- [What the task asks]
Gather all lines with the word "电流表显示电流由银电极流向石墨电极" in them.
>>>
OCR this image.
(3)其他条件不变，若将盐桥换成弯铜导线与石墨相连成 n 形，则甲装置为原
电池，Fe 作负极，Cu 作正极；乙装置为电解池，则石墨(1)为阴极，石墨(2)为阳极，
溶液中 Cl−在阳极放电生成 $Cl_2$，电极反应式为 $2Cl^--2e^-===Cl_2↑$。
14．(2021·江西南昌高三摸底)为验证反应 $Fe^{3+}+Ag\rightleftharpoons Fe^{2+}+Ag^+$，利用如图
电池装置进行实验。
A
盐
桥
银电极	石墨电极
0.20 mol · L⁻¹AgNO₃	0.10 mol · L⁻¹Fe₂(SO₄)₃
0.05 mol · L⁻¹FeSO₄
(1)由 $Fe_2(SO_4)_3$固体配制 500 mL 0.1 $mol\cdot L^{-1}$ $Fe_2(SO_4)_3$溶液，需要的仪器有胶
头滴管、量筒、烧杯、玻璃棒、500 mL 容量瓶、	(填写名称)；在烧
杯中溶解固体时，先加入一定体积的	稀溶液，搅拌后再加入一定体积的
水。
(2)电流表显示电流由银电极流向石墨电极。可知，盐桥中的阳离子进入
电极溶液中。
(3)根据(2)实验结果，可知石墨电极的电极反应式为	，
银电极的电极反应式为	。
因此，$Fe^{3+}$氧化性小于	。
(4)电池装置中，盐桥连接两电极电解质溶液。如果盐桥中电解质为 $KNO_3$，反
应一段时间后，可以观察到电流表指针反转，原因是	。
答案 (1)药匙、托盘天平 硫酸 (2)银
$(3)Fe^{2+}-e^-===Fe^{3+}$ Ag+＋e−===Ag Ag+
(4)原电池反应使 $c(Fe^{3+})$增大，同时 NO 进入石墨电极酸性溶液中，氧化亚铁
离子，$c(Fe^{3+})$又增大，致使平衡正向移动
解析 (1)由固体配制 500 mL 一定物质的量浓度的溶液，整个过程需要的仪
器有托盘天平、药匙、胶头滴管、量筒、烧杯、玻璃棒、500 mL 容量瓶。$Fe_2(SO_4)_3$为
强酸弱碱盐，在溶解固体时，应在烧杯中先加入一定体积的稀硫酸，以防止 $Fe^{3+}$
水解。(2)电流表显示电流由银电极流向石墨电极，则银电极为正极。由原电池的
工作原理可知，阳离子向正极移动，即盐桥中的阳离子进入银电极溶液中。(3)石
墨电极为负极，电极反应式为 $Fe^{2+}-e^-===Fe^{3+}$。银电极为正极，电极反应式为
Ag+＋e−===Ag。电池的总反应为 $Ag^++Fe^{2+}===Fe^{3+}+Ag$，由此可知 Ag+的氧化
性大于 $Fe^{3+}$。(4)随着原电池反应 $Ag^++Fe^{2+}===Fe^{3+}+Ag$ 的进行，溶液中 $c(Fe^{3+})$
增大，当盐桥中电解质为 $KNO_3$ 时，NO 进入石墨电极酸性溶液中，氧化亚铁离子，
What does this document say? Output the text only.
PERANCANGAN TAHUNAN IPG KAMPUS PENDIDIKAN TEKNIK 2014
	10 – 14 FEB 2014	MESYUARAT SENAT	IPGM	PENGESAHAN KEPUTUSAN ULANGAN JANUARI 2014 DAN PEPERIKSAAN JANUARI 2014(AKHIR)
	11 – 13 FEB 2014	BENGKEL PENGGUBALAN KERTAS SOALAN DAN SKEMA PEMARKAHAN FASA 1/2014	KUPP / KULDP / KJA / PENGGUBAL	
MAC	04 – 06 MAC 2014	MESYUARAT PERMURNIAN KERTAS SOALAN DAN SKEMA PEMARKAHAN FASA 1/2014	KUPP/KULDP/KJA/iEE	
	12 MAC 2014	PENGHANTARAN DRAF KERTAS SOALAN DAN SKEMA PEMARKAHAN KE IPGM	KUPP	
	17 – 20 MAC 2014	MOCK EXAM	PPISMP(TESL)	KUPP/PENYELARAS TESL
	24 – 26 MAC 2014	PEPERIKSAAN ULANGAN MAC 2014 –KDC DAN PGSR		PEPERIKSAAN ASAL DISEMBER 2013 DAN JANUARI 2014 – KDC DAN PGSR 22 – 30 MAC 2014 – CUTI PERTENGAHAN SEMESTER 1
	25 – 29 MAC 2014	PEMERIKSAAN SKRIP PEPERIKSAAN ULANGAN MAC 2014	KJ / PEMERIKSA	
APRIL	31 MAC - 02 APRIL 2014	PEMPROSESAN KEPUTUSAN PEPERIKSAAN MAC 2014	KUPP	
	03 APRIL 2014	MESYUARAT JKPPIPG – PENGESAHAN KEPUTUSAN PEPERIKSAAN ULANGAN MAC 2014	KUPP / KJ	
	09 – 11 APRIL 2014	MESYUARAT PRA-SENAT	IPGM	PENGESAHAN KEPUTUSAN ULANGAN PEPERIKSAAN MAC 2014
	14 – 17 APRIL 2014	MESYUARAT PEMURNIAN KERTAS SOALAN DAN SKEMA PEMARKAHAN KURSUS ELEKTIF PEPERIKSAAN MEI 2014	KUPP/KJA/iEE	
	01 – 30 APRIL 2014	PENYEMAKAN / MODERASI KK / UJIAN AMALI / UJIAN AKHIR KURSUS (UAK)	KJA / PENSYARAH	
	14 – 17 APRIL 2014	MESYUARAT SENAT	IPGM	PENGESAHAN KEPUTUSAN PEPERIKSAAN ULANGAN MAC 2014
<<<
- [Output]
(2)电流表显示电流由银电极流向石墨电极。可知，盐桥中的阳离子进入
水解。(2)电流表显示电流由银电极流向石墨电极，则银电极为正极。由原电池的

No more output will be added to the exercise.